■ Task brief:
Search the listing below for "synthetic". Copy each matching line.

■ Stored rows:
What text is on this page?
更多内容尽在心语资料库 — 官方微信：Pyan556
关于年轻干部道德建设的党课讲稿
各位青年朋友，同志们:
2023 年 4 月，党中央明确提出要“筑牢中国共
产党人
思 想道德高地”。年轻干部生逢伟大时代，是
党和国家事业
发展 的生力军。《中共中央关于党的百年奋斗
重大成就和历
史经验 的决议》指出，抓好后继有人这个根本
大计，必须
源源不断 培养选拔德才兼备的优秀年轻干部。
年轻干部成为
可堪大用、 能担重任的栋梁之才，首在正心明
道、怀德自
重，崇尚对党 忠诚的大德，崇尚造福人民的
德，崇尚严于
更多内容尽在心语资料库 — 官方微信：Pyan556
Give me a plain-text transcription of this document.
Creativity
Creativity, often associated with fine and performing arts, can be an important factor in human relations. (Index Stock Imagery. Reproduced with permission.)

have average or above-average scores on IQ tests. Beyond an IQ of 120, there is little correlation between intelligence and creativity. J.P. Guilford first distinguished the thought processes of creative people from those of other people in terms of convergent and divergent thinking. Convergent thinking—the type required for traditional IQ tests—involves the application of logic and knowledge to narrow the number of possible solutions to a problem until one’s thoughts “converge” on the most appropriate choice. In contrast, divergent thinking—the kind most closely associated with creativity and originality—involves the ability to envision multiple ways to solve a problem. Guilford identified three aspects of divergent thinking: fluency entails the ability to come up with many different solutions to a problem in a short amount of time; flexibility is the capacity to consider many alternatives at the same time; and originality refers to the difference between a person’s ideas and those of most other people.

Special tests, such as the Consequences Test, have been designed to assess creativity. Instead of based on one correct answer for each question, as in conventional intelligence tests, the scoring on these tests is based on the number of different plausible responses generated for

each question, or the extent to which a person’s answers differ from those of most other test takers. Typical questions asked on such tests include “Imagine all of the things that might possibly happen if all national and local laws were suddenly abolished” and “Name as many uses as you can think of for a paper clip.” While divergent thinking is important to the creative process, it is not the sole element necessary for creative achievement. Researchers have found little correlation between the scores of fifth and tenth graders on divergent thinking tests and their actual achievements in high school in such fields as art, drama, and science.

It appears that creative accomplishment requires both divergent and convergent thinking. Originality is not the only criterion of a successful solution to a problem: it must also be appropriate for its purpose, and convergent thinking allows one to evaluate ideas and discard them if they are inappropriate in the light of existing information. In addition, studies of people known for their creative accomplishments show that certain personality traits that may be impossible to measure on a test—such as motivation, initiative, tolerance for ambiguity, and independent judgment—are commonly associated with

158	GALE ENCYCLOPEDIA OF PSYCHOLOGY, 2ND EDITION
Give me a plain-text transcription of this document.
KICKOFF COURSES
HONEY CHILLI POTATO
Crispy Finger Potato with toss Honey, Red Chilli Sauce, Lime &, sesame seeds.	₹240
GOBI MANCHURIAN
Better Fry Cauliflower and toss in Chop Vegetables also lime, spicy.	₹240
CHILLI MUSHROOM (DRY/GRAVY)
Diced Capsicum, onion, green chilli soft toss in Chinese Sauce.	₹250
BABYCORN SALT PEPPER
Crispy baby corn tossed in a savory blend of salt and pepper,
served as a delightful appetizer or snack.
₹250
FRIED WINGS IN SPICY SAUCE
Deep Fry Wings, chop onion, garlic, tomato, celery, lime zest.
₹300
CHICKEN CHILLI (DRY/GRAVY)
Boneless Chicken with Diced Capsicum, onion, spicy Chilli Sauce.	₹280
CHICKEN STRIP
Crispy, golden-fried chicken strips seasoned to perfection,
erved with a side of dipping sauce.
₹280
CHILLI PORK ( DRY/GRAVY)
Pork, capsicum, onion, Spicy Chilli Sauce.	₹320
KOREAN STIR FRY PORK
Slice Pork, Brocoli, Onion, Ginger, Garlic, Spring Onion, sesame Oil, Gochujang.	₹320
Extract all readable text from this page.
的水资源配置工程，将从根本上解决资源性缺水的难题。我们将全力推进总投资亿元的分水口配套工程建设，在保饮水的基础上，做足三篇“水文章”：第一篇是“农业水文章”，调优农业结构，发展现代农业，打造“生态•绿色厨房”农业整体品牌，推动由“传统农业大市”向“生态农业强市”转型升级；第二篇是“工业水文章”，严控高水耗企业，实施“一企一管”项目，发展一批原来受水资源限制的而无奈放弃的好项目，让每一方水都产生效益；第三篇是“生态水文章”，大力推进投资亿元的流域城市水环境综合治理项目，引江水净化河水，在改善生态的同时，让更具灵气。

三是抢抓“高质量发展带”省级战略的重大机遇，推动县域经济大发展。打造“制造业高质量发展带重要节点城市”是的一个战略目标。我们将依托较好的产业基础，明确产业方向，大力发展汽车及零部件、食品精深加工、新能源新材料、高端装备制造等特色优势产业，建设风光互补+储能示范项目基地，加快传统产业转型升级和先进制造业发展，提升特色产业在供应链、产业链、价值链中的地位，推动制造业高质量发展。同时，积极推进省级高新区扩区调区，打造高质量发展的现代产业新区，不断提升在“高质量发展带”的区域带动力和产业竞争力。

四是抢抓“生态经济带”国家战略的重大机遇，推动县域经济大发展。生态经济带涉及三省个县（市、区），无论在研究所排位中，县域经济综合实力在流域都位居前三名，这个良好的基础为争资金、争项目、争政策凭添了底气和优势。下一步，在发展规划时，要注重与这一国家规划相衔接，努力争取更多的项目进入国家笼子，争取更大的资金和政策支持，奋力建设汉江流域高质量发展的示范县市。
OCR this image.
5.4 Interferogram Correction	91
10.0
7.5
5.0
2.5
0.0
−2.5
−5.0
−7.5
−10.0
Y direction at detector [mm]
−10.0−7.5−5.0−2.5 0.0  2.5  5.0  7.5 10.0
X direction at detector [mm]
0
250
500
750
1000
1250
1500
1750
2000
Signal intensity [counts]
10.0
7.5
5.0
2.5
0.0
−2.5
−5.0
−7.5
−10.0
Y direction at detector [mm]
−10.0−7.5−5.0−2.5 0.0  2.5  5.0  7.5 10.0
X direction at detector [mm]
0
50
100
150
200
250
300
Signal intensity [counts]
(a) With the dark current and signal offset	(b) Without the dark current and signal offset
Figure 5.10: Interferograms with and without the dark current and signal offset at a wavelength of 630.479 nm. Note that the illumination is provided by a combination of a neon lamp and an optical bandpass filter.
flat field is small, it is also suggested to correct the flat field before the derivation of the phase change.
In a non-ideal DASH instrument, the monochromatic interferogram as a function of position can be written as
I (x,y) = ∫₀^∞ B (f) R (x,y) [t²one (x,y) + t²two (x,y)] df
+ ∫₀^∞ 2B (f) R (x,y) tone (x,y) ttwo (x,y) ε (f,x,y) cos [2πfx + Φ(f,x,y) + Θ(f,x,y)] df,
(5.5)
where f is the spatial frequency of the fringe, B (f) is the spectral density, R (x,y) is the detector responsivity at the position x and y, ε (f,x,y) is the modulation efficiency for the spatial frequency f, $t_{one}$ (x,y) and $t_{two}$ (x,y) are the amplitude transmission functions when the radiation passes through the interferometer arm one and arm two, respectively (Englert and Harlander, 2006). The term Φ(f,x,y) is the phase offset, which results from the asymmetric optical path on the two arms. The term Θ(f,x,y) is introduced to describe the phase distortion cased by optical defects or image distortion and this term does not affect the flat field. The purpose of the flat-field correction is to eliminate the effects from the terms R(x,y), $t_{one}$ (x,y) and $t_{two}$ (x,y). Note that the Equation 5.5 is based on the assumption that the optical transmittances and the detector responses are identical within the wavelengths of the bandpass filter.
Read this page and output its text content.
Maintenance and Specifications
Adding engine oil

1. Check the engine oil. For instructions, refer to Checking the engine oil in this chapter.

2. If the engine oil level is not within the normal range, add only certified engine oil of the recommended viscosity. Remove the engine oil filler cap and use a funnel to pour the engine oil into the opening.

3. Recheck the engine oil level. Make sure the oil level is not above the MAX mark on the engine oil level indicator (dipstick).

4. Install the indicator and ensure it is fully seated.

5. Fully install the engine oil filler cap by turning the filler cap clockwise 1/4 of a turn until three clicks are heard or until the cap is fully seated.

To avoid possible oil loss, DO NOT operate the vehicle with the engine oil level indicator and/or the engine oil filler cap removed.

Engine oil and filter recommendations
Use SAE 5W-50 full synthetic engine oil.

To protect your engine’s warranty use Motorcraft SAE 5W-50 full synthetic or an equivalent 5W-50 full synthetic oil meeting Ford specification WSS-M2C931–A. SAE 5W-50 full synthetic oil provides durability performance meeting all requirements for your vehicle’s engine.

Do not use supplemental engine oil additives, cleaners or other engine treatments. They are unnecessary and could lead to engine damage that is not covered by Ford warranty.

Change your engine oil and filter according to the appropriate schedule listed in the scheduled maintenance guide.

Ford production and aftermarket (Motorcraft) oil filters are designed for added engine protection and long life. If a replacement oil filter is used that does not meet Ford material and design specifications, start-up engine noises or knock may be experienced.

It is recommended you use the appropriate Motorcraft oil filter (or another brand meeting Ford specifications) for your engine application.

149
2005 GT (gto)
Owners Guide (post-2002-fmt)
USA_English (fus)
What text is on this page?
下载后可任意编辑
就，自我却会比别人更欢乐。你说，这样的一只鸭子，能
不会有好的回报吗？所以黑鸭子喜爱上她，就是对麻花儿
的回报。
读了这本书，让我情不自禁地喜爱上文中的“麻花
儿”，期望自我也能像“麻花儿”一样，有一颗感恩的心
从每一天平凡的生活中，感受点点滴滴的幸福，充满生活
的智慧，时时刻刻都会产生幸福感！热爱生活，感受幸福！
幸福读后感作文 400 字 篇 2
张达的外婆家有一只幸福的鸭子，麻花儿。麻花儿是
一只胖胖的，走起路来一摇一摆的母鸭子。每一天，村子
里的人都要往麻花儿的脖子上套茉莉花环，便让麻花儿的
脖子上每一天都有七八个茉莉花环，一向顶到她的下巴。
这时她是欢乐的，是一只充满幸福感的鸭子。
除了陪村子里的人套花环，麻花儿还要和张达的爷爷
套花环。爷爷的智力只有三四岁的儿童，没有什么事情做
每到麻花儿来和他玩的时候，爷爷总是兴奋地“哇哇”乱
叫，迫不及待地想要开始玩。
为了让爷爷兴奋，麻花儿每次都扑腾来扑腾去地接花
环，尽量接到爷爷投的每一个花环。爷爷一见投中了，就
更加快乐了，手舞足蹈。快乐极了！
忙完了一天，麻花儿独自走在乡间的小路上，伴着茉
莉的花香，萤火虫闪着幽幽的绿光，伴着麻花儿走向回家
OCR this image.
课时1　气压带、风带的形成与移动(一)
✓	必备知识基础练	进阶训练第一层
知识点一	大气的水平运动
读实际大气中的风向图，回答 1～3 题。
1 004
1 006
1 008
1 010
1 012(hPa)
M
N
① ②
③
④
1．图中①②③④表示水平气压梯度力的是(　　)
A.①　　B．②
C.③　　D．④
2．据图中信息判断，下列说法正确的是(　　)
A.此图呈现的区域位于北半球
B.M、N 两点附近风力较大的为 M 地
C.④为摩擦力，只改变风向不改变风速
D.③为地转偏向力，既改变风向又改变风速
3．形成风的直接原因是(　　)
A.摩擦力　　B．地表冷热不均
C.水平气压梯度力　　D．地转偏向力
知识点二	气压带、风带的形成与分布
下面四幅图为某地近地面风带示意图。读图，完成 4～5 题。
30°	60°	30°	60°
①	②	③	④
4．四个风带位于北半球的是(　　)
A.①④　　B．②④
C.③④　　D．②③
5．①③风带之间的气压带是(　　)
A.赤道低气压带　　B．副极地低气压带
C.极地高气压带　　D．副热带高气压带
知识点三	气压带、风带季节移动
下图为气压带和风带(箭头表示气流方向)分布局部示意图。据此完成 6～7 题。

■ Solution to this problem:
Use SAE 5W-50 full synthetic engine oil.
To protect your engine’s warranty use Motorcraft SAE 5W-50 full synthetic or an equivalent 5W-50 full synthetic oil meeting Ford specification WSS-M2C931–A. SAE 5W-50 full synthetic oil provides durability performance meeting all requirements for your vehicle’s engine.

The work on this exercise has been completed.